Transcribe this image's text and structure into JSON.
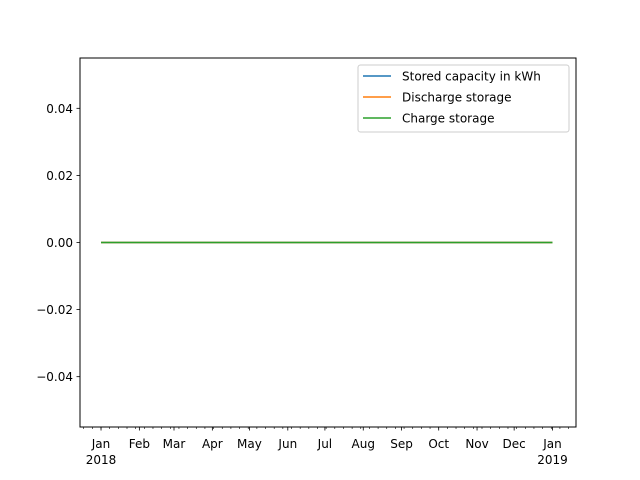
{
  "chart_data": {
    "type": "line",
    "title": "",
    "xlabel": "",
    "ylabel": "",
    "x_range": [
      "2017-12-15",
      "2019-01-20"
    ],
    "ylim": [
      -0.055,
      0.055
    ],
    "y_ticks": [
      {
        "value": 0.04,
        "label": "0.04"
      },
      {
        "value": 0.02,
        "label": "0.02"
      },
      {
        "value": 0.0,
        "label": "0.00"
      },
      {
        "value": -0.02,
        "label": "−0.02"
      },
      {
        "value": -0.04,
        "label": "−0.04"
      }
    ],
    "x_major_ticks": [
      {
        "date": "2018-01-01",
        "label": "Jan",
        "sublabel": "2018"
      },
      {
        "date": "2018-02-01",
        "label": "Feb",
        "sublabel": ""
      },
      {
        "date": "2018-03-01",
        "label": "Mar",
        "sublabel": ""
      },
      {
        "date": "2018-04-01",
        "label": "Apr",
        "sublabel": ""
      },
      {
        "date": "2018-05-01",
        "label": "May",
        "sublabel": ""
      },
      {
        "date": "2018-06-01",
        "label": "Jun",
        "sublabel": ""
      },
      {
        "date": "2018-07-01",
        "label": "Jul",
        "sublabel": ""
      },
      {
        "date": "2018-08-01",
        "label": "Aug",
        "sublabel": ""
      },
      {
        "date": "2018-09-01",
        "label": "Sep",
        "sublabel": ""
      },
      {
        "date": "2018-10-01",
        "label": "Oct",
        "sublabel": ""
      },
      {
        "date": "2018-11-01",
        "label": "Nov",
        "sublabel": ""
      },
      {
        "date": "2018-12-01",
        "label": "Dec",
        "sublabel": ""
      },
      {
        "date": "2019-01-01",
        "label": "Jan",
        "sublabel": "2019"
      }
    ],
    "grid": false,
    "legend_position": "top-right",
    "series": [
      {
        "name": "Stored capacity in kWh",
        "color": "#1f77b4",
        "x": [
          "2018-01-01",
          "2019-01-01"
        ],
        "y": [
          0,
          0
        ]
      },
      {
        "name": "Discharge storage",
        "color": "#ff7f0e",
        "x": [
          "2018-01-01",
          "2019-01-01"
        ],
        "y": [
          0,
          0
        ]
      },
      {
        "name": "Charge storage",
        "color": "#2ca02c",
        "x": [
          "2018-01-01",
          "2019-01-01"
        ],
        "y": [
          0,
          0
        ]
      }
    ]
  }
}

^^^^^^^^^^^^^^^^

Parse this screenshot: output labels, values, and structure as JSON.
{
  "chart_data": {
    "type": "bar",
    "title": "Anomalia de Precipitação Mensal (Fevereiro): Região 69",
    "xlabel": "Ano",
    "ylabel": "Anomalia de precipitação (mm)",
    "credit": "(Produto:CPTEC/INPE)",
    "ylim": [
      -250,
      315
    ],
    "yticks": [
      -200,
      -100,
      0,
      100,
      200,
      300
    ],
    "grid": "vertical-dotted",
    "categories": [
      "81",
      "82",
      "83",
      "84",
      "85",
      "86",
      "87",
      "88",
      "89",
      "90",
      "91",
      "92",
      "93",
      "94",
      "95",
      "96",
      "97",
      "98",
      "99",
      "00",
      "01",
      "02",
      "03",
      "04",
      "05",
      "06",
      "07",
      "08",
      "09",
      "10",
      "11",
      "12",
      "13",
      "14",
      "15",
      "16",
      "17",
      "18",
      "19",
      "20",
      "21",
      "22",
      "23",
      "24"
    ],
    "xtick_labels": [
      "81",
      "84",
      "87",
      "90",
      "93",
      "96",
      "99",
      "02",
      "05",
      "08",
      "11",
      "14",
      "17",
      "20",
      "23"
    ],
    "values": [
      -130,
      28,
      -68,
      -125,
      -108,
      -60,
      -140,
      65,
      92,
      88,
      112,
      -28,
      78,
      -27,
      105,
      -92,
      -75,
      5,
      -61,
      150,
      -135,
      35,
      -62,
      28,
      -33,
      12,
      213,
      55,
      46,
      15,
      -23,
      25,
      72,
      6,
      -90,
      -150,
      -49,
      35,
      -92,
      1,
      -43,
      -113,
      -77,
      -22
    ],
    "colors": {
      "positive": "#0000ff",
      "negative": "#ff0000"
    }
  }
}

^^^^^^^^^^^^^^^^

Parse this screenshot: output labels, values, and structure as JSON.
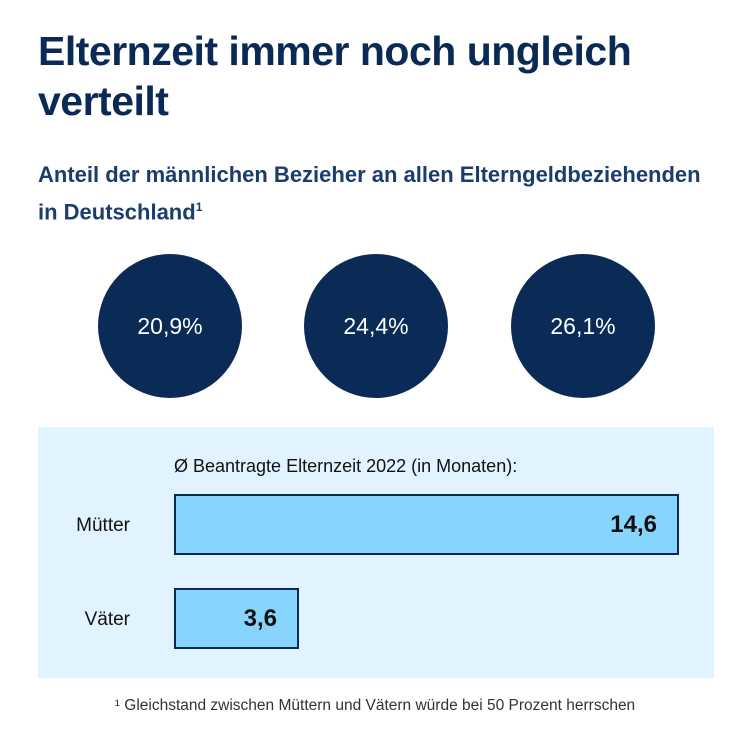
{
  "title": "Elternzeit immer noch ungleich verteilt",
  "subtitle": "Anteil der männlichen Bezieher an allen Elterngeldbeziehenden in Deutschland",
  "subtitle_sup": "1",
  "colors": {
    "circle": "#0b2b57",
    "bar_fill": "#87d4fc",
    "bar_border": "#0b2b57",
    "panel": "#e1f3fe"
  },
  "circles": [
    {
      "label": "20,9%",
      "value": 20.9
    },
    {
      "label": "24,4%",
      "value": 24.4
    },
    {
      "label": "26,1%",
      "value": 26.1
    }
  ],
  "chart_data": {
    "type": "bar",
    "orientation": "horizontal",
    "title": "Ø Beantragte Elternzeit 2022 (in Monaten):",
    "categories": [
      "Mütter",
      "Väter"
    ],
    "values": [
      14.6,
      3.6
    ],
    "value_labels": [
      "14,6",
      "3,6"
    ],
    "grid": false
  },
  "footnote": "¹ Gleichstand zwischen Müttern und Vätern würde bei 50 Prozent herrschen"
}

^^^^^^^^^^^^^^^^

What you will do: Gather all lines from the listing above in which "grid" occurs.

Solved problem:
    "grid": false,
    "grid": "vertical-dotted",
    "grid": false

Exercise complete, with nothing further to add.